# YOUR TASK
Each entry below is to be written out exactly, and the pictures are to be left out.

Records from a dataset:
┌──

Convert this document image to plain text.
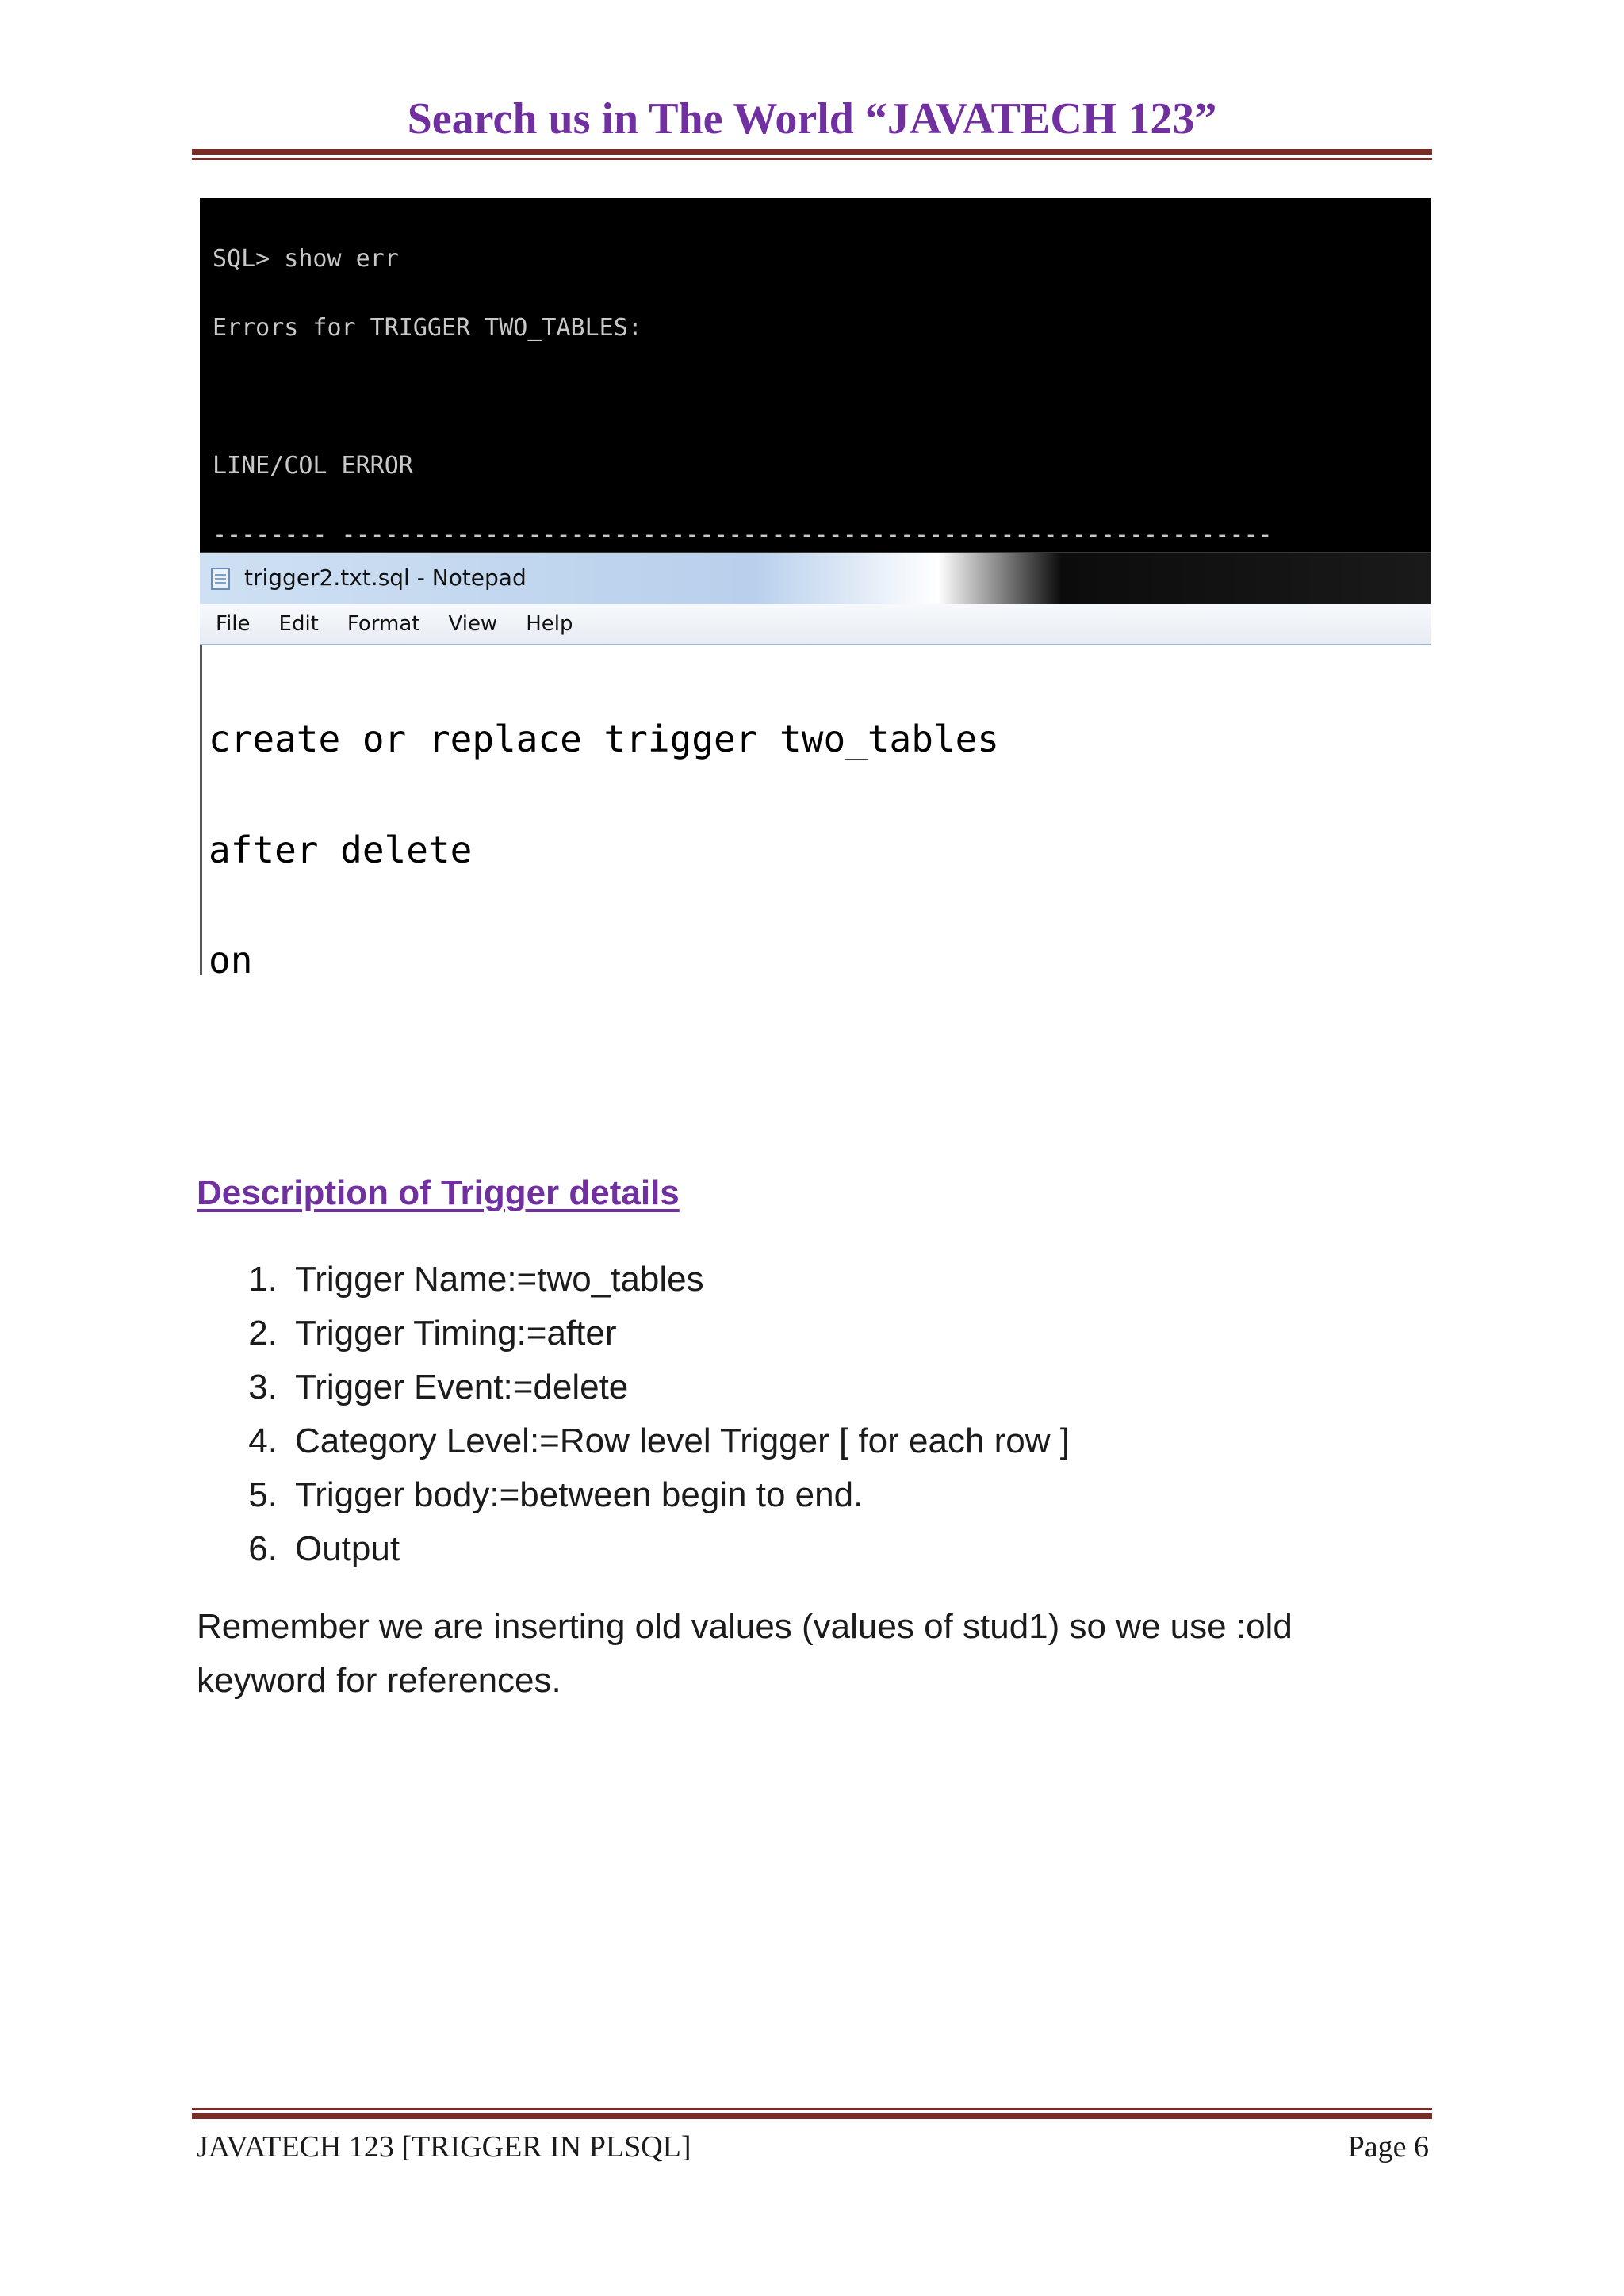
Search us in The World “JAVATECH 123”

SQL> show err

Errors for TRIGGER TWO_TABLES:

LINE/COL ERROR

-------- -----------------------------------------------------------------

trigger2.txt.sql - Notepad
File	Edit	Format	View	Help

create or replace trigger two_tables

after delete

on

Description of Trigger details
1. Trigger Name:=two_tables
2. Trigger Timing:=after
3. Trigger Event:=delete
4. Category Level:=Row level Trigger [ for each row ]
5. Trigger body:=between begin to end.
6. Output

Remember we are inserting old values (values of stud1) so we use :old
keyword for references.

JAVATECH 123 [TRIGGER IN PLSQL]	Page 6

└──

# FULL SOLUTION
Convert this document image to plain text.
Search us in The World “JAVATECH 123”

SQL> show err

Errors for TRIGGER TWO_TABLES:

LINE/COL ERROR

-------- -----------------------------------------------------------------

trigger2.txt.sql - Notepad
File	Edit	Format	View	Help

create or replace trigger two_tables

after delete

on

Description of Trigger details
1. Trigger Name:=two_tables
2. Trigger Timing:=after
3. Trigger Event:=delete
4. Category Level:=Row level Trigger [ for each row ]
5. Trigger body:=between begin to end.
6. Output

Remember we are inserting old values (values of stud1) so we use :old
keyword for references.

JAVATECH 123 [TRIGGER IN PLSQL]	Page 6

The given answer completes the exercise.